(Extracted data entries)

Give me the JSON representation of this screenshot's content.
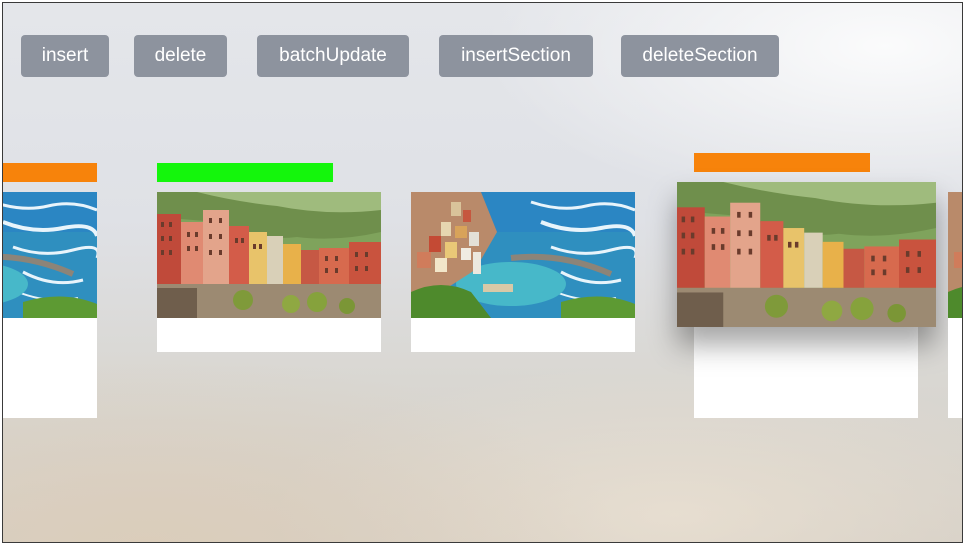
{
  "toolbar": {
    "buttons": [
      {
        "label": "insert"
      },
      {
        "label": "delete"
      },
      {
        "label": "batchUpdate"
      },
      {
        "label": "insertSection"
      },
      {
        "label": "deleteSection"
      }
    ]
  },
  "colors": {
    "button_bg": "#8d939e",
    "button_text": "#ffffff",
    "indicator_orange": "#f7830b",
    "indicator_green": "#14f60c",
    "card_bg": "#ffffff"
  },
  "collection": {
    "cells": [
      {
        "photo": "harbor-photo",
        "indicator_color": "orange",
        "state": "partially-visible"
      },
      {
        "photo": "town-photo",
        "indicator_color": "green",
        "state": "normal"
      },
      {
        "photo": "harbor-photo",
        "indicator_color": "none",
        "state": "normal"
      },
      {
        "photo": "town-photo",
        "indicator_color": "orange",
        "state": "focused"
      },
      {
        "photo": "harbor-photo",
        "indicator_color": "none",
        "state": "partially-visible"
      }
    ]
  }
}
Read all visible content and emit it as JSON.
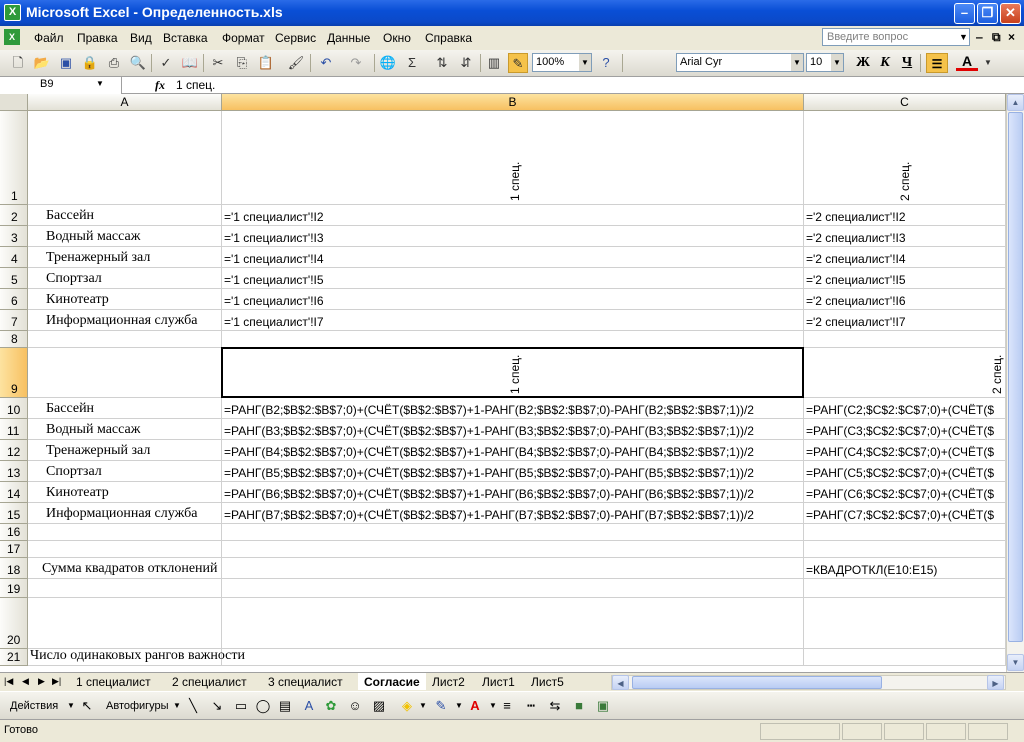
{
  "window": {
    "title": "Microsoft Excel - Определенность.xls",
    "icon": "excel-icon"
  },
  "menu": [
    "Файл",
    "Правка",
    "Вид",
    "Вставка",
    "Формат",
    "Сервис",
    "Данные",
    "Окно",
    "Справка"
  ],
  "help_placeholder": "Введите вопрос",
  "toolbar": {
    "zoom": "100%",
    "font": "Arial Cyr",
    "size": "10",
    "bold": "Ж",
    "italic": "К",
    "underline": "Ч",
    "font_color_label": "A"
  },
  "formula": {
    "cell": "B9",
    "fx": "fx",
    "value": "1 спец."
  },
  "columns": [
    "A",
    "B",
    "C"
  ],
  "rows": [
    "1",
    "2",
    "3",
    "4",
    "5",
    "6",
    "7",
    "8",
    "9",
    "10",
    "11",
    "12",
    "13",
    "14",
    "15",
    "16",
    "17",
    "18",
    "19",
    "20",
    "21"
  ],
  "header1": {
    "b": "1 спец.",
    "c": "2 спец."
  },
  "header9": {
    "b": "1 спец.",
    "c": "2 спец."
  },
  "labels": [
    "Бассейн",
    "Водный массаж",
    "Тренажерный зал",
    "Спортзал",
    "Кинотеатр",
    "Информационная служба"
  ],
  "refs_b": [
    "='1 специалист'!I2",
    "='1 специалист'!I3",
    "='1 специалист'!I4",
    "='1 специалист'!I5",
    "='1 специалист'!I6",
    "='1 специалист'!I7"
  ],
  "refs_c": [
    "='2 специалист'!I2",
    "='2 специалист'!I3",
    "='2 специалист'!I4",
    "='2 специалист'!I5",
    "='2 специалист'!I6",
    "='2 специалист'!I7"
  ],
  "ranks_b": [
    "=РАНГ(B2;$B$2:$B$7;0)+(СЧЁТ($B$2:$B$7)+1-РАНГ(B2;$B$2:$B$7;0)-РАНГ(B2;$B$2:$B$7;1))/2",
    "=РАНГ(B3;$B$2:$B$7;0)+(СЧЁТ($B$2:$B$7)+1-РАНГ(B3;$B$2:$B$7;0)-РАНГ(B3;$B$2:$B$7;1))/2",
    "=РАНГ(B4;$B$2:$B$7;0)+(СЧЁТ($B$2:$B$7)+1-РАНГ(B4;$B$2:$B$7;0)-РАНГ(B4;$B$2:$B$7;1))/2",
    "=РАНГ(B5;$B$2:$B$7;0)+(СЧЁТ($B$2:$B$7)+1-РАНГ(B5;$B$2:$B$7;0)-РАНГ(B5;$B$2:$B$7;1))/2",
    "=РАНГ(B6;$B$2:$B$7;0)+(СЧЁТ($B$2:$B$7)+1-РАНГ(B6;$B$2:$B$7;0)-РАНГ(B6;$B$2:$B$7;1))/2",
    "=РАНГ(B7;$B$2:$B$7;0)+(СЧЁТ($B$2:$B$7)+1-РАНГ(B7;$B$2:$B$7;0)-РАНГ(B7;$B$2:$B$7;1))/2"
  ],
  "ranks_c": [
    "=РАНГ(C2;$C$2:$C$7;0)+(СЧЁТ($",
    "=РАНГ(C3;$C$2:$C$7;0)+(СЧЁТ($",
    "=РАНГ(C4;$C$2:$C$7;0)+(СЧЁТ($",
    "=РАНГ(C5;$C$2:$C$7;0)+(СЧЁТ($",
    "=РАНГ(C6;$C$2:$C$7;0)+(СЧЁТ($",
    "=РАНГ(C7;$C$2:$C$7;0)+(СЧЁТ($"
  ],
  "row18": {
    "a": "Сумма квадратов отклонений",
    "c": "=КВАДРОТКЛ(E10:E15)"
  },
  "row21": {
    "a": "Число одинаковых рангов важности"
  },
  "sheets": [
    "1 специалист",
    "2 специалист",
    "3 специалист",
    "Согласие",
    "Лист2",
    "Лист1",
    "Лист5"
  ],
  "active_sheet": "Согласие",
  "drawing": {
    "actions": "Действия",
    "autoshapes": "Автофигуры"
  },
  "status": "Готово"
}
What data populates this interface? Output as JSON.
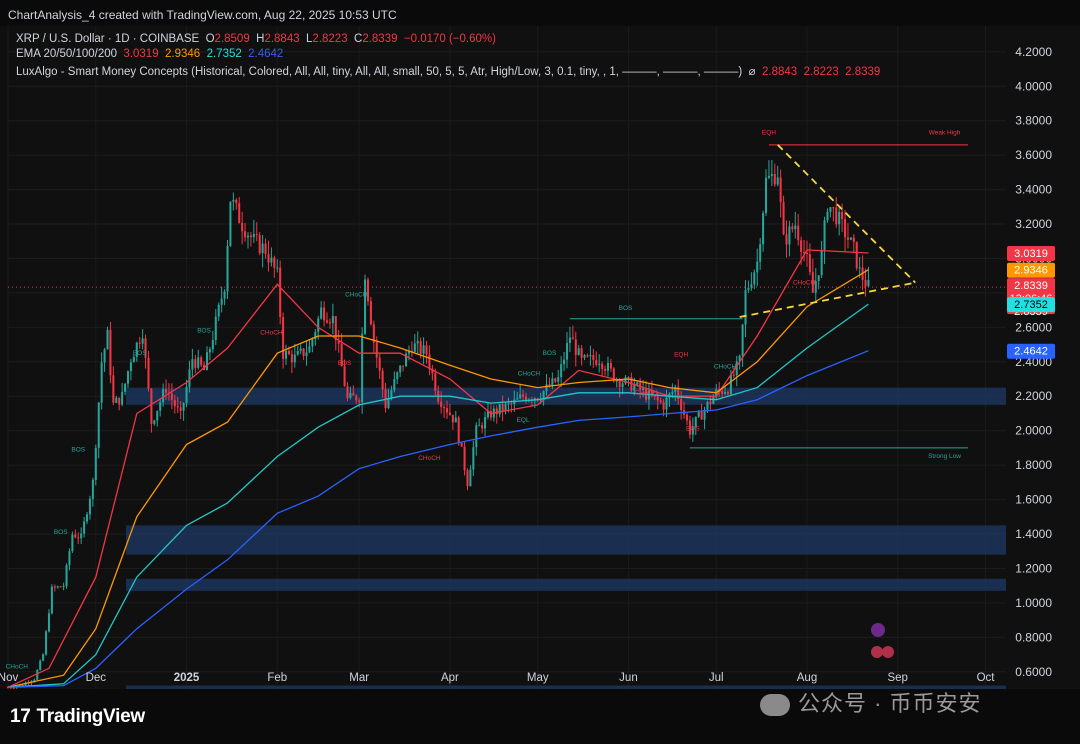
{
  "header": {
    "created_by": "ChartAnalysis_4 created with TradingView.com, Aug 22, 2025 10:53 UTC"
  },
  "legend": {
    "symbol": "XRP / U.S. Dollar · 1D · COINBASE",
    "open_label": "O",
    "open": "2.8509",
    "high_label": "H",
    "high": "2.8843",
    "low_label": "L",
    "low": "2.8223",
    "close_label": "C",
    "close": "2.8339",
    "change": "−0.0170 (−0.60%)",
    "ema_label": "EMA 20/50/100/200",
    "ema20": "3.0319",
    "ema50": "2.9346",
    "ema100": "2.7352",
    "ema200": "2.4642",
    "indicator": "LuxAlgo - Smart Money Concepts (Historical, Colored, All, All, tiny, All, All, small, 50, 5, 5, Atr, High/Low, 3, 0.1, tiny, , 1, ———, ———, ———)",
    "indicator_values": [
      "2.8843",
      "2.8223",
      "2.8339"
    ]
  },
  "colors": {
    "background": "#101010",
    "up": "#26a69a",
    "down": "#f23645",
    "ema20": "#f23645",
    "ema50": "#ff9800",
    "ema100": "#22c7c7",
    "ema200": "#2962ff",
    "triangle": "#f5d742",
    "zone": "#1e3a66"
  },
  "footer": {
    "logo": "TradingView",
    "watermark": "公众号 · 币币安安"
  },
  "chart_data": {
    "type": "candlestick",
    "title": "XRP / U.S. Dollar · 1D · COINBASE",
    "ylim": [
      0.5,
      4.35
    ],
    "y_ticks": [
      "0.6000",
      "0.8000",
      "1.0000",
      "1.2000",
      "1.4000",
      "1.6000",
      "1.8000",
      "2.0000",
      "2.2000",
      "2.4000",
      "2.6000",
      "2.8000",
      "3.0000",
      "3.2000",
      "3.4000",
      "3.6000",
      "3.8000",
      "4.0000",
      "4.2000"
    ],
    "x_ticks": [
      {
        "label": "Nov",
        "date": "2024-11-01"
      },
      {
        "label": "Dec",
        "date": "2024-12-01"
      },
      {
        "label": "2025",
        "date": "2025-01-01",
        "bold": true
      },
      {
        "label": "Feb",
        "date": "2025-02-01"
      },
      {
        "label": "Mar",
        "date": "2025-03-01"
      },
      {
        "label": "Apr",
        "date": "2025-04-01"
      },
      {
        "label": "May",
        "date": "2025-05-01"
      },
      {
        "label": "Jun",
        "date": "2025-06-01"
      },
      {
        "label": "Jul",
        "date": "2025-07-01"
      },
      {
        "label": "Aug",
        "date": "2025-08-01"
      },
      {
        "label": "Sep",
        "date": "2025-09-01"
      },
      {
        "label": "Oct",
        "date": "2025-10-01"
      }
    ],
    "x_range": [
      "2024-11-01",
      "2025-10-08"
    ],
    "price_path": [
      [
        "2024-11-01",
        0.51
      ],
      [
        "2024-11-05",
        0.52
      ],
      [
        "2024-11-10",
        0.56
      ],
      [
        "2024-11-13",
        0.7
      ],
      [
        "2024-11-16",
        1.08
      ],
      [
        "2024-11-20",
        1.1
      ],
      [
        "2024-11-23",
        1.4
      ],
      [
        "2024-11-26",
        1.38
      ],
      [
        "2024-11-30",
        1.7
      ],
      [
        "2024-12-03",
        2.4
      ],
      [
        "2024-12-05",
        2.55
      ],
      [
        "2024-12-07",
        2.15
      ],
      [
        "2024-12-10",
        2.2
      ],
      [
        "2024-12-13",
        2.42
      ],
      [
        "2024-12-17",
        2.58
      ],
      [
        "2024-12-20",
        2.05
      ],
      [
        "2024-12-25",
        2.25
      ],
      [
        "2024-12-30",
        2.08
      ],
      [
        "2025-01-03",
        2.42
      ],
      [
        "2025-01-07",
        2.35
      ],
      [
        "2025-01-10",
        2.55
      ],
      [
        "2025-01-14",
        2.85
      ],
      [
        "2025-01-16",
        3.35
      ],
      [
        "2025-01-20",
        3.2
      ],
      [
        "2025-01-24",
        3.1
      ],
      [
        "2025-01-28",
        3.05
      ],
      [
        "2025-02-01",
        2.9
      ],
      [
        "2025-02-03",
        2.45
      ],
      [
        "2025-02-07",
        2.42
      ],
      [
        "2025-02-12",
        2.48
      ],
      [
        "2025-02-16",
        2.7
      ],
      [
        "2025-02-20",
        2.65
      ],
      [
        "2025-02-25",
        2.18
      ],
      [
        "2025-03-01",
        2.2
      ],
      [
        "2025-03-03",
        2.92
      ],
      [
        "2025-03-06",
        2.52
      ],
      [
        "2025-03-10",
        2.15
      ],
      [
        "2025-03-14",
        2.32
      ],
      [
        "2025-03-19",
        2.5
      ],
      [
        "2025-03-24",
        2.45
      ],
      [
        "2025-03-28",
        2.2
      ],
      [
        "2025-04-03",
        2.05
      ],
      [
        "2025-04-07",
        1.7
      ],
      [
        "2025-04-10",
        2.0
      ],
      [
        "2025-04-15",
        2.1
      ],
      [
        "2025-04-22",
        2.15
      ],
      [
        "2025-04-26",
        2.2
      ],
      [
        "2025-05-01",
        2.2
      ],
      [
        "2025-05-08",
        2.3
      ],
      [
        "2025-05-12",
        2.55
      ],
      [
        "2025-05-16",
        2.4
      ],
      [
        "2025-05-22",
        2.42
      ],
      [
        "2025-05-28",
        2.3
      ],
      [
        "2025-06-03",
        2.26
      ],
      [
        "2025-06-08",
        2.2
      ],
      [
        "2025-06-13",
        2.15
      ],
      [
        "2025-06-17",
        2.25
      ],
      [
        "2025-06-22",
        2.0
      ],
      [
        "2025-06-26",
        2.1
      ],
      [
        "2025-07-01",
        2.22
      ],
      [
        "2025-07-05",
        2.25
      ],
      [
        "2025-07-09",
        2.4
      ],
      [
        "2025-07-11",
        2.8
      ],
      [
        "2025-07-15",
        2.98
      ],
      [
        "2025-07-18",
        3.45
      ],
      [
        "2025-07-22",
        3.5
      ],
      [
        "2025-07-24",
        3.1
      ],
      [
        "2025-07-28",
        3.2
      ],
      [
        "2025-08-01",
        2.98
      ],
      [
        "2025-08-03",
        2.8
      ],
      [
        "2025-08-06",
        3.02
      ],
      [
        "2025-08-08",
        3.32
      ],
      [
        "2025-08-11",
        3.25
      ],
      [
        "2025-08-14",
        3.15
      ],
      [
        "2025-08-17",
        3.05
      ],
      [
        "2025-08-19",
        2.92
      ],
      [
        "2025-08-22",
        2.8339
      ]
    ],
    "series": [
      {
        "name": "EMA 20",
        "values": [
          [
            "2024-11-01",
            0.51
          ],
          [
            "2024-11-15",
            0.62
          ],
          [
            "2024-12-01",
            1.15
          ],
          [
            "2024-12-15",
            2.1
          ],
          [
            "2025-01-01",
            2.28
          ],
          [
            "2025-01-15",
            2.48
          ],
          [
            "2025-02-01",
            2.85
          ],
          [
            "2025-02-15",
            2.6
          ],
          [
            "2025-03-01",
            2.45
          ],
          [
            "2025-03-15",
            2.45
          ],
          [
            "2025-04-01",
            2.3
          ],
          [
            "2025-04-15",
            2.1
          ],
          [
            "2025-05-01",
            2.15
          ],
          [
            "2025-05-15",
            2.35
          ],
          [
            "2025-06-01",
            2.28
          ],
          [
            "2025-06-15",
            2.2
          ],
          [
            "2025-07-01",
            2.2
          ],
          [
            "2025-07-15",
            2.55
          ],
          [
            "2025-08-01",
            3.05
          ],
          [
            "2025-08-22",
            3.0319
          ]
        ]
      },
      {
        "name": "EMA 50",
        "values": [
          [
            "2024-11-01",
            0.51
          ],
          [
            "2024-11-20",
            0.58
          ],
          [
            "2024-12-01",
            0.85
          ],
          [
            "2024-12-15",
            1.5
          ],
          [
            "2025-01-01",
            1.92
          ],
          [
            "2025-01-15",
            2.05
          ],
          [
            "2025-02-01",
            2.45
          ],
          [
            "2025-02-15",
            2.55
          ],
          [
            "2025-03-01",
            2.55
          ],
          [
            "2025-03-15",
            2.48
          ],
          [
            "2025-04-01",
            2.38
          ],
          [
            "2025-04-15",
            2.3
          ],
          [
            "2025-05-01",
            2.25
          ],
          [
            "2025-05-15",
            2.28
          ],
          [
            "2025-06-01",
            2.3
          ],
          [
            "2025-06-15",
            2.25
          ],
          [
            "2025-07-01",
            2.22
          ],
          [
            "2025-07-15",
            2.4
          ],
          [
            "2025-08-01",
            2.72
          ],
          [
            "2025-08-22",
            2.9346
          ]
        ]
      },
      {
        "name": "EMA 100",
        "values": [
          [
            "2024-11-01",
            0.51
          ],
          [
            "2024-11-20",
            0.53
          ],
          [
            "2024-12-01",
            0.7
          ],
          [
            "2024-12-15",
            1.15
          ],
          [
            "2025-01-01",
            1.45
          ],
          [
            "2025-01-15",
            1.58
          ],
          [
            "2025-02-01",
            1.85
          ],
          [
            "2025-02-15",
            2.02
          ],
          [
            "2025-03-01",
            2.15
          ],
          [
            "2025-03-15",
            2.2
          ],
          [
            "2025-04-01",
            2.2
          ],
          [
            "2025-04-15",
            2.16
          ],
          [
            "2025-05-01",
            2.18
          ],
          [
            "2025-05-15",
            2.22
          ],
          [
            "2025-06-01",
            2.22
          ],
          [
            "2025-06-15",
            2.2
          ],
          [
            "2025-07-01",
            2.18
          ],
          [
            "2025-07-15",
            2.25
          ],
          [
            "2025-08-01",
            2.48
          ],
          [
            "2025-08-22",
            2.7352
          ]
        ]
      },
      {
        "name": "EMA 200",
        "values": [
          [
            "2024-11-01",
            0.51
          ],
          [
            "2024-11-20",
            0.52
          ],
          [
            "2024-12-01",
            0.62
          ],
          [
            "2024-12-15",
            0.85
          ],
          [
            "2025-01-01",
            1.08
          ],
          [
            "2025-01-15",
            1.25
          ],
          [
            "2025-02-01",
            1.52
          ],
          [
            "2025-02-15",
            1.62
          ],
          [
            "2025-03-01",
            1.78
          ],
          [
            "2025-03-15",
            1.85
          ],
          [
            "2025-04-01",
            1.92
          ],
          [
            "2025-04-15",
            1.97
          ],
          [
            "2025-05-01",
            2.02
          ],
          [
            "2025-05-15",
            2.06
          ],
          [
            "2025-06-01",
            2.08
          ],
          [
            "2025-06-15",
            2.1
          ],
          [
            "2025-07-01",
            2.12
          ],
          [
            "2025-07-15",
            2.18
          ],
          [
            "2025-08-01",
            2.32
          ],
          [
            "2025-08-22",
            2.4642
          ]
        ]
      }
    ],
    "price_labels": [
      {
        "value": 3.0319,
        "text": "3.0319",
        "bg": "#f23645",
        "color": "#ffffff"
      },
      {
        "value": 2.9346,
        "text": "2.9346",
        "bg": "#ff9800",
        "color": "#ffffff"
      },
      {
        "value": 2.8339,
        "text": "2.8339",
        "bg": "#f23645",
        "color": "#ffffff",
        "sub": "13:06:46"
      },
      {
        "value": 2.7352,
        "text": "2.7352",
        "bg": "#22e0e0",
        "color": "#000000"
      },
      {
        "value": 2.4642,
        "text": "2.4642",
        "bg": "#2962ff",
        "color": "#ffffff"
      }
    ],
    "zones": [
      [
        2.15,
        2.25
      ],
      [
        1.28,
        1.45
      ],
      [
        1.07,
        1.14
      ],
      [
        0.5,
        0.52
      ]
    ],
    "triangle": {
      "upper": [
        [
          "2025-07-22",
          3.66
        ],
        [
          "2025-09-07",
          2.86
        ]
      ],
      "lower": [
        [
          "2025-07-09",
          2.66
        ],
        [
          "2025-09-07",
          2.86
        ]
      ]
    },
    "levels": [
      {
        "label": "Weak High",
        "value": 3.66,
        "from": "2025-07-19",
        "to": "2025-09-25",
        "color": "#f23645"
      },
      {
        "label": "Strong Low",
        "value": 1.9,
        "from": "2025-06-22",
        "to": "2025-09-25",
        "color": "#26a69a"
      },
      {
        "label": "BOS",
        "value": 2.65,
        "from": "2025-05-12",
        "to": "2025-07-10",
        "color": "#26a69a"
      }
    ],
    "annotations": [
      {
        "text": "EQH",
        "date": "2025-07-19",
        "value": 3.72,
        "color": "#f23645"
      },
      {
        "text": "Weak High",
        "date": "2025-09-17",
        "value": 3.72,
        "color": "#f23645"
      },
      {
        "text": "Strong Low",
        "date": "2025-09-17",
        "value": 1.84,
        "color": "#26a69a"
      },
      {
        "text": "BOS",
        "date": "2025-05-31",
        "value": 2.7,
        "color": "#26a69a"
      },
      {
        "text": "CHoCH",
        "date": "2025-07-31",
        "value": 2.85,
        "color": "#f23645"
      },
      {
        "text": "EQH",
        "date": "2025-06-19",
        "value": 2.43,
        "color": "#f23645"
      },
      {
        "text": "CHoCH",
        "date": "2025-06-07",
        "value": 2.21,
        "color": "#f23645"
      },
      {
        "text": "BOS",
        "date": "2025-06-23",
        "value": 2.0,
        "color": "#f23645"
      },
      {
        "text": "CHoCH",
        "date": "2025-07-04",
        "value": 2.36,
        "color": "#26a69a"
      },
      {
        "text": "CHoCH",
        "date": "2025-04-28",
        "value": 2.32,
        "color": "#26a69a"
      },
      {
        "text": "BOS",
        "date": "2025-05-05",
        "value": 2.44,
        "color": "#26a69a"
      },
      {
        "text": "EQL",
        "date": "2025-04-26",
        "value": 2.05,
        "color": "#26a69a"
      },
      {
        "text": "CHoCH",
        "date": "2025-03-25",
        "value": 1.83,
        "color": "#f23645"
      },
      {
        "text": "CHoCH",
        "date": "2025-02-28",
        "value": 2.78,
        "color": "#26a69a"
      },
      {
        "text": "BOS",
        "date": "2025-02-24",
        "value": 2.38,
        "color": "#f23645"
      },
      {
        "text": "CHoCH",
        "date": "2025-01-30",
        "value": 2.56,
        "color": "#f23645"
      },
      {
        "text": "BOS",
        "date": "2024-12-16",
        "value": 2.44,
        "color": "#26a69a"
      },
      {
        "text": "BOS",
        "date": "2025-01-07",
        "value": 2.57,
        "color": "#26a69a"
      },
      {
        "text": "BOS",
        "date": "2024-11-25",
        "value": 1.88,
        "color": "#26a69a"
      },
      {
        "text": "BOS",
        "date": "2024-11-19",
        "value": 1.4,
        "color": "#26a69a"
      },
      {
        "text": "CHoCH",
        "date": "2024-11-04",
        "value": 0.62,
        "color": "#26a69a"
      }
    ]
  }
}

» **Exercise**: Search the entries for the word "from", then list each line that holds it.

» **Output of the exercise**:
        "from": "2025-07-19",
        "from": "2025-06-22",
        "from": "2025-05-12",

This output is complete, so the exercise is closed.